What to do:
Show every line below where "kunsimo" can be found.

-*-*-

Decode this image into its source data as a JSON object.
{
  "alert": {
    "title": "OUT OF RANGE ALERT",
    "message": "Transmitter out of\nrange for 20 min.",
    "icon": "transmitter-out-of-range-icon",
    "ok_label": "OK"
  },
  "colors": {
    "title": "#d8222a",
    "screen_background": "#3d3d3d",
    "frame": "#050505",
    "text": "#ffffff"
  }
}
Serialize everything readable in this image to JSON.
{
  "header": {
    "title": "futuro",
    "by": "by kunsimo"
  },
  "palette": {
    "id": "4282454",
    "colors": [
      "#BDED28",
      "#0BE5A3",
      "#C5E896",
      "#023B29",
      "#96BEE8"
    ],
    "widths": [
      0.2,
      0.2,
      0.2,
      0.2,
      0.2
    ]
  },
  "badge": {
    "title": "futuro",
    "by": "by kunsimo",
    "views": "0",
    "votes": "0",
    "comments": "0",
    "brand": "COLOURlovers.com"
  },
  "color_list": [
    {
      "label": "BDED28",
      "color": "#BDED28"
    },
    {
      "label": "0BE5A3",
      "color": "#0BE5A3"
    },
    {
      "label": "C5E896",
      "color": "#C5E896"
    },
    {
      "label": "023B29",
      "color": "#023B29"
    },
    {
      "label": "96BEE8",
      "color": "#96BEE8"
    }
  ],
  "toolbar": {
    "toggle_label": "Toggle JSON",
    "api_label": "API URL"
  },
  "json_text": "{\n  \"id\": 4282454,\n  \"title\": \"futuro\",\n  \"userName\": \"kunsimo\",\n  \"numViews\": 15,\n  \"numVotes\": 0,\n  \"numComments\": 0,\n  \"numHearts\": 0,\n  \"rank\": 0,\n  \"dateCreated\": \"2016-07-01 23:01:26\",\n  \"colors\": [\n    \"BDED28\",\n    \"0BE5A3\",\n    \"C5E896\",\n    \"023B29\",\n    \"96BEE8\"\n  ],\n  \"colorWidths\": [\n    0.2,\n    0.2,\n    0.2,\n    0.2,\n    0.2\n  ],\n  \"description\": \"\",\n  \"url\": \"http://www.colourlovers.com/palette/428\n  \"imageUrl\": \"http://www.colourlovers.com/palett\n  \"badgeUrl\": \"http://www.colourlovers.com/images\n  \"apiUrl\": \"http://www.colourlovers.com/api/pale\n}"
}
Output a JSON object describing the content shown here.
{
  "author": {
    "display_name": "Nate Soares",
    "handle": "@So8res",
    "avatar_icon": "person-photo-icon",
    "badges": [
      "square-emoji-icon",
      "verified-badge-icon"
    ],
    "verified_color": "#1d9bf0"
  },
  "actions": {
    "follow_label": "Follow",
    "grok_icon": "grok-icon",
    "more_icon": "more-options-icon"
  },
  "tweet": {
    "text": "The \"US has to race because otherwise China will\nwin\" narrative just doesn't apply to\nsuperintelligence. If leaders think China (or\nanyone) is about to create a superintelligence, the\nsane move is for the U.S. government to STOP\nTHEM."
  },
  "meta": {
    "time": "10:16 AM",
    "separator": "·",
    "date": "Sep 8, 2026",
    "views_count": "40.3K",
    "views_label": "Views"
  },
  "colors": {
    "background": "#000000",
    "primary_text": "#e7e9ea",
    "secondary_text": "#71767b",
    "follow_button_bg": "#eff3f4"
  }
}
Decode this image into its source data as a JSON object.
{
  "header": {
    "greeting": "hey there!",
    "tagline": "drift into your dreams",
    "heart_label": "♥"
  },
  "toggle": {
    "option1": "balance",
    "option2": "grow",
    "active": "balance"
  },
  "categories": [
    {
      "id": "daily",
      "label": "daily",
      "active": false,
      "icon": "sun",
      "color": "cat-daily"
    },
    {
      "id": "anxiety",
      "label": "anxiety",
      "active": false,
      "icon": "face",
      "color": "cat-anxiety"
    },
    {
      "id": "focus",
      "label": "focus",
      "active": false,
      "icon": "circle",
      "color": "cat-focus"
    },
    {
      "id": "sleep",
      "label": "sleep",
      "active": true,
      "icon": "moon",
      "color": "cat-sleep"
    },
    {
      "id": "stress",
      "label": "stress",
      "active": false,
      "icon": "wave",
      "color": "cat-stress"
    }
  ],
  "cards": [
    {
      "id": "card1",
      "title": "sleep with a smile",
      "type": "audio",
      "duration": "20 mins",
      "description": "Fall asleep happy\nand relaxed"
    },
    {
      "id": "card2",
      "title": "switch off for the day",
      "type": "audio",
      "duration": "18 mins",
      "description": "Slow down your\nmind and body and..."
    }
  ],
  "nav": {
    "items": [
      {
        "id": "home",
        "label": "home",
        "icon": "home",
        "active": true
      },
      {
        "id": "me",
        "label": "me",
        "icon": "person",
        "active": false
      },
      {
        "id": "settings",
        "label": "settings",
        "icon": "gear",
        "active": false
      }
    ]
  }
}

-*-*-

Solution for this exercise:
    "by": "by kunsimo"
    "by": "by kunsimo",
  "json_text": "{\n  \"id\": 4282454,\n  \"title\": \"futuro\",\n  \"userName\": \"kunsimo\",\n  \"numViews\": 15,\n  \"numVotes\": 0,\n  \"numComments\": 0,\n  \"numHearts\": 0,\n  \"rank\": 0,\n  \"dateCreated\": \"2016-07-01 23:01:26\",\n  \"colors\": [\n    \"BDED28\",\n    \"0BE5A3\",\n    \"C5E896\",\n    \"023B29\",\n    \"96BEE8\"\n  ],\n  \"colorWidths\": [\n    0.2,\n    0.2,\n    0.2,\n    0.2,\n    0.2\n  ],\n  \"description\": \"\",\n  \"url\": \"http://www.colourlovers.com/palette/428\n  \"imageUrl\": \"http://www.colourlovers.com/palett\n  \"badgeUrl\": \"http://www.colourlovers.com/images\n  \"apiUrl\": \"http://www.colourlovers.com/api/pale\n}"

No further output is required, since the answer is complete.